→ Task goal
Verbatim output of all the material below is required.

(Data entries for graphics)
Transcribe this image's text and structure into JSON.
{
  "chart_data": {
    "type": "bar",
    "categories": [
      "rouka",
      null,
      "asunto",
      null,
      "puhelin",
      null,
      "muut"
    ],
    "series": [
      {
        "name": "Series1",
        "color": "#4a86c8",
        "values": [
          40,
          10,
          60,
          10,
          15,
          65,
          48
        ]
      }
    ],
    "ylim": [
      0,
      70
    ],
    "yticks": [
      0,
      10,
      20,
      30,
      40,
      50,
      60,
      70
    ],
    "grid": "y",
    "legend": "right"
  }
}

→ Problem solution
Transcribe this image's text and structure into JSON.
{
  "chart_data": {
    "type": "bar",
    "categories": [
      "rouka",
      null,
      "asunto",
      null,
      "puhelin",
      null,
      "muut"
    ],
    "series": [
      {
        "name": "Series1",
        "color": "#4a86c8",
        "values": [
          40,
          10,
          60,
          10,
          15,
          65,
          48
        ]
      }
    ],
    "ylim": [
      0,
      70
    ],
    "yticks": [
      0,
      10,
      20,
      30,
      40,
      50,
      60,
      70
    ],
    "grid": "y",
    "legend": "right"
  }
}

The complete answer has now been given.